THE EXERCISE:
Tally the lines below that contain "true". The number is the whole answer.

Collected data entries
"""

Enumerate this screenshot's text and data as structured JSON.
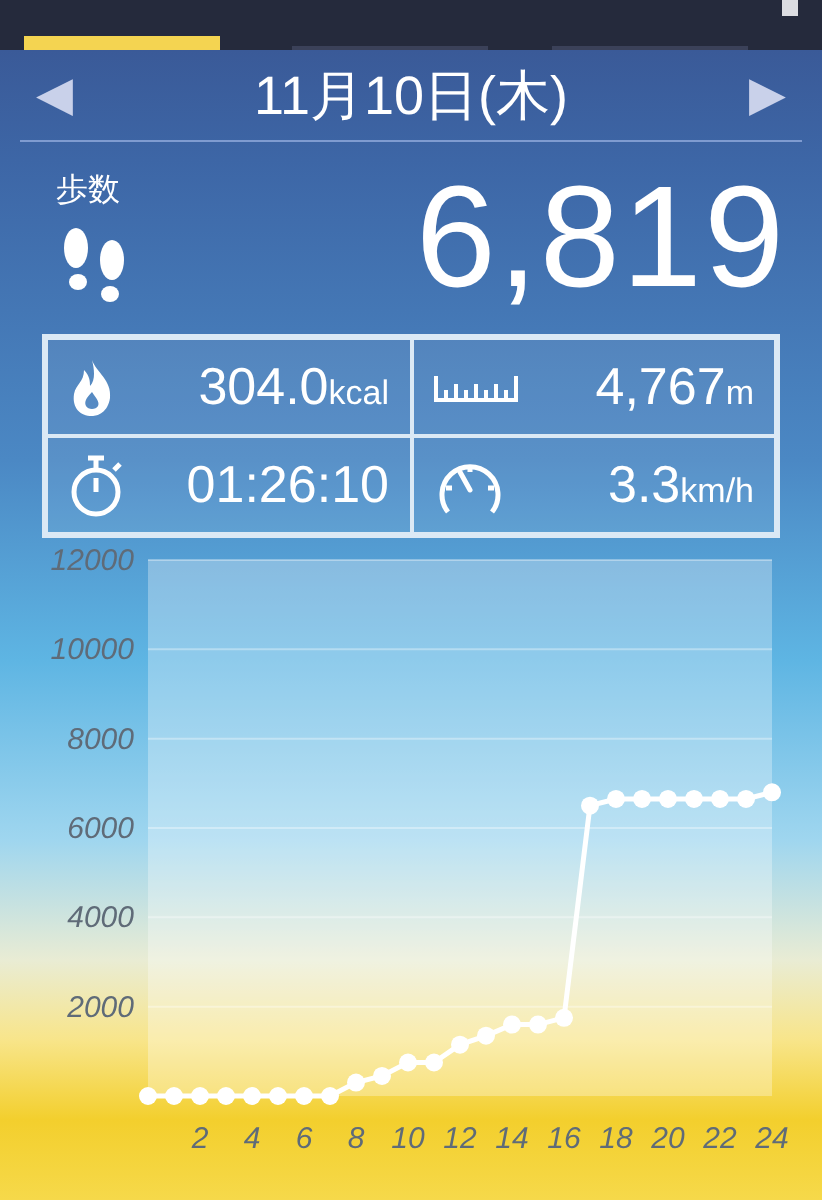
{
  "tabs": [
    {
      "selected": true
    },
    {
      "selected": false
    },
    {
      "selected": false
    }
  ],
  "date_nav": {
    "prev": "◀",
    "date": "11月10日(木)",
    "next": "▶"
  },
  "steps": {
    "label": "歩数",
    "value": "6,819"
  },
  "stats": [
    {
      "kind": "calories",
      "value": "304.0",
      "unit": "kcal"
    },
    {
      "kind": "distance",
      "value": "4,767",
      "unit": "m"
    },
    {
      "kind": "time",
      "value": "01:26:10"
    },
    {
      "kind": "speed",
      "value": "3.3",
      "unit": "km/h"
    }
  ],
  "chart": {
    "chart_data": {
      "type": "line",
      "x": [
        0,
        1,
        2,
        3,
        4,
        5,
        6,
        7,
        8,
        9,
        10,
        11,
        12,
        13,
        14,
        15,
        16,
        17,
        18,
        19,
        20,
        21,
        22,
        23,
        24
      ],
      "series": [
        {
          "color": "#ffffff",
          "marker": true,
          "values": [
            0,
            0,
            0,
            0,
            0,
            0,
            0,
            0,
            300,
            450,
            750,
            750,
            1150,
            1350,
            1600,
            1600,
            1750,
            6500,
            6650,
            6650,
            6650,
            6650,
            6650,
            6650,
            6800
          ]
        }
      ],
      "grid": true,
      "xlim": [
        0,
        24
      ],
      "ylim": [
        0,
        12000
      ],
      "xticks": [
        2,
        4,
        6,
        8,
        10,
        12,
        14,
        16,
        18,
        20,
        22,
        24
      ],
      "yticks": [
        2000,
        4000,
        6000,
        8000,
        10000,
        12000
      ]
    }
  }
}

"""

EXPECTED ANSWER:
3